* [THE REQUEST]
Reproduce the listing below exactly. Pictures do not belong in the copy.

Chart and figure data:

::::::::::

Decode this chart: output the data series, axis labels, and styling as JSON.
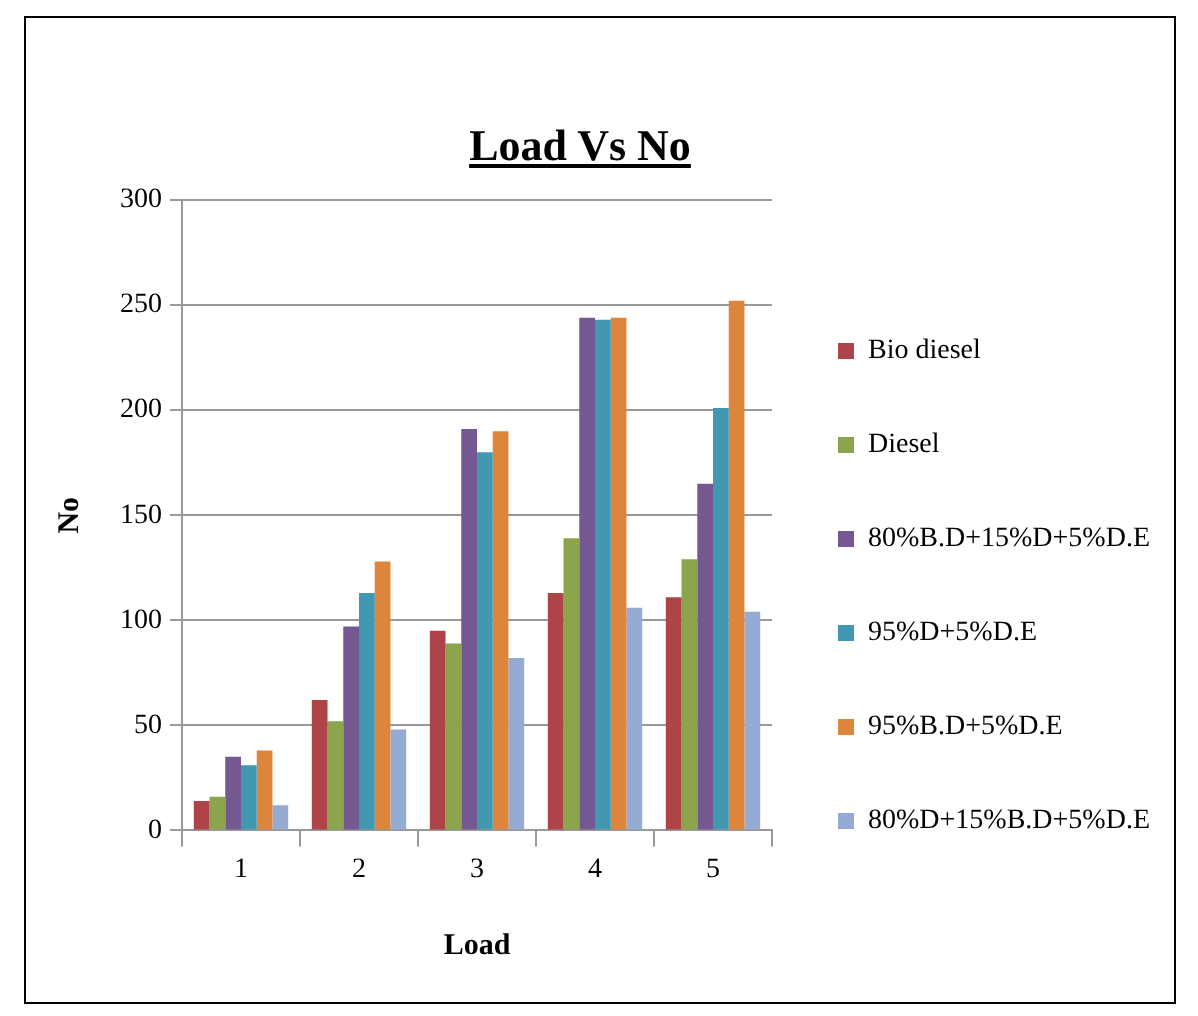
{
  "chart_data": {
    "type": "bar",
    "title": "Load Vs No",
    "xlabel": "Load",
    "ylabel": "No",
    "categories": [
      "1",
      "2",
      "3",
      "4",
      "5"
    ],
    "series": [
      {
        "name": "Bio diesel",
        "color": "#af4448",
        "values": [
          14,
          62,
          95,
          113,
          111
        ]
      },
      {
        "name": "Diesel",
        "color": "#8ca54c",
        "values": [
          16,
          52,
          89,
          139,
          129
        ]
      },
      {
        "name": "80%B.D+15%D+5%D.E",
        "color": "#735892",
        "values": [
          35,
          97,
          191,
          244,
          165
        ]
      },
      {
        "name": "95%D+5%D.E",
        "color": "#4198b0",
        "values": [
          31,
          113,
          180,
          243,
          201
        ]
      },
      {
        "name": "95%B.D+5%D.E",
        "color": "#de853c",
        "values": [
          38,
          128,
          190,
          244,
          252
        ]
      },
      {
        "name": "80%D+15%B.D+5%D.E",
        "color": "#95abd3",
        "values": [
          12,
          48,
          82,
          106,
          104
        ]
      }
    ],
    "ylim": [
      0,
      300
    ],
    "yticks": [
      0,
      50,
      100,
      150,
      200,
      250,
      300
    ],
    "grid": "y",
    "legend": "right"
  }
}
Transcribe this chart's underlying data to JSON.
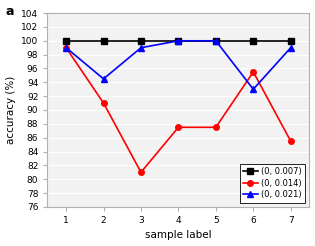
{
  "x": [
    1,
    2,
    3,
    4,
    5,
    6,
    7
  ],
  "series": [
    {
      "label": "(0, 0.007)",
      "color": "#000000",
      "marker": "s",
      "linewidth": 1.2,
      "markersize": 4,
      "values": [
        100.0,
        100.0,
        100.0,
        100.0,
        100.0,
        100.0,
        100.0
      ]
    },
    {
      "label": "(0, 0.014)",
      "color": "#ff0000",
      "marker": "o",
      "linewidth": 1.2,
      "markersize": 4,
      "values": [
        99.0,
        91.0,
        81.0,
        87.5,
        87.5,
        95.5,
        85.5
      ]
    },
    {
      "label": "(0, 0.021)",
      "color": "#0000ff",
      "marker": "^",
      "linewidth": 1.2,
      "markersize": 4,
      "values": [
        99.0,
        94.5,
        99.0,
        100.0,
        100.0,
        93.0,
        99.0
      ]
    }
  ],
  "xlabel": "sample label",
  "ylabel": "accuracy (%)",
  "ylim": [
    76,
    104
  ],
  "xlim": [
    0.5,
    7.5
  ],
  "yticks": [
    76,
    78,
    80,
    82,
    84,
    86,
    88,
    90,
    92,
    94,
    96,
    98,
    100,
    102,
    104
  ],
  "xticks": [
    1,
    2,
    3,
    4,
    5,
    6,
    7
  ],
  "legend_loc": "lower right",
  "panel_label": "a",
  "background_color": "#ffffff",
  "axes_bg": "#f2f2f2",
  "grid_color": "#ffffff",
  "spine_color": "#b0b0b0"
}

::::::::::

* [EXERCISE OUTPUT]
Decode this chart: output the data series, axis labels, and styling as JSON.
{
  "chart_data": {
    "type": "bar",
    "title": "Load Vs No",
    "xlabel": "Load",
    "ylabel": "No",
    "categories": [
      "1",
      "2",
      "3",
      "4",
      "5"
    ],
    "series": [
      {
        "name": "Bio diesel",
        "color": "#af4448",
        "values": [
          14,
          62,
          95,
          113,
          111
        ]
      },
      {
        "name": "Diesel",
        "color": "#8ca54c",
        "values": [
          16,
          52,
          89,
          139,
          129
        ]
      },
      {
        "name": "80%B.D+15%D+5%D.E",
        "color": "#735892",
        "values": [
          35,
          97,
          191,
          244,
          165
        ]
      },
      {
        "name": "95%D+5%D.E",
        "color": "#4198b0",
        "values": [
          31,
          113,
          180,
          243,
          201
        ]
      },
      {
        "name": "95%B.D+5%D.E",
        "color": "#de853c",
        "values": [
          38,
          128,
          190,
          244,
          252
        ]
      },
      {
        "name": "80%D+15%B.D+5%D.E",
        "color": "#95abd3",
        "values": [
          12,
          48,
          82,
          106,
          104
        ]
      }
    ],
    "ylim": [
      0,
      300
    ],
    "yticks": [
      0,
      50,
      100,
      150,
      200,
      250,
      300
    ],
    "grid": "y",
    "legend": "right"
  }
}
Transcribe this chart's underlying data to JSON.
{
  "x": [
    1,
    2,
    3,
    4,
    5,
    6,
    7
  ],
  "series": [
    {
      "label": "(0, 0.007)",
      "color": "#000000",
      "marker": "s",
      "linewidth": 1.2,
      "markersize": 4,
      "values": [
        100.0,
        100.0,
        100.0,
        100.0,
        100.0,
        100.0,
        100.0
      ]
    },
    {
      "label": "(0, 0.014)",
      "color": "#ff0000",
      "marker": "o",
      "linewidth": 1.2,
      "markersize": 4,
      "values": [
        99.0,
        91.0,
        81.0,
        87.5,
        87.5,
        95.5,
        85.5
      ]
    },
    {
      "label": "(0, 0.021)",
      "color": "#0000ff",
      "marker": "^",
      "linewidth": 1.2,
      "markersize": 4,
      "values": [
        99.0,
        94.5,
        99.0,
        100.0,
        100.0,
        93.0,
        99.0
      ]
    }
  ],
  "xlabel": "sample label",
  "ylabel": "accuracy (%)",
  "ylim": [
    76,
    104
  ],
  "xlim": [
    0.5,
    7.5
  ],
  "yticks": [
    76,
    78,
    80,
    82,
    84,
    86,
    88,
    90,
    92,
    94,
    96,
    98,
    100,
    102,
    104
  ],
  "xticks": [
    1,
    2,
    3,
    4,
    5,
    6,
    7
  ],
  "legend_loc": "lower right",
  "panel_label": "a",
  "background_color": "#ffffff",
  "axes_bg": "#f2f2f2",
  "grid_color": "#ffffff",
  "spine_color": "#b0b0b0"
}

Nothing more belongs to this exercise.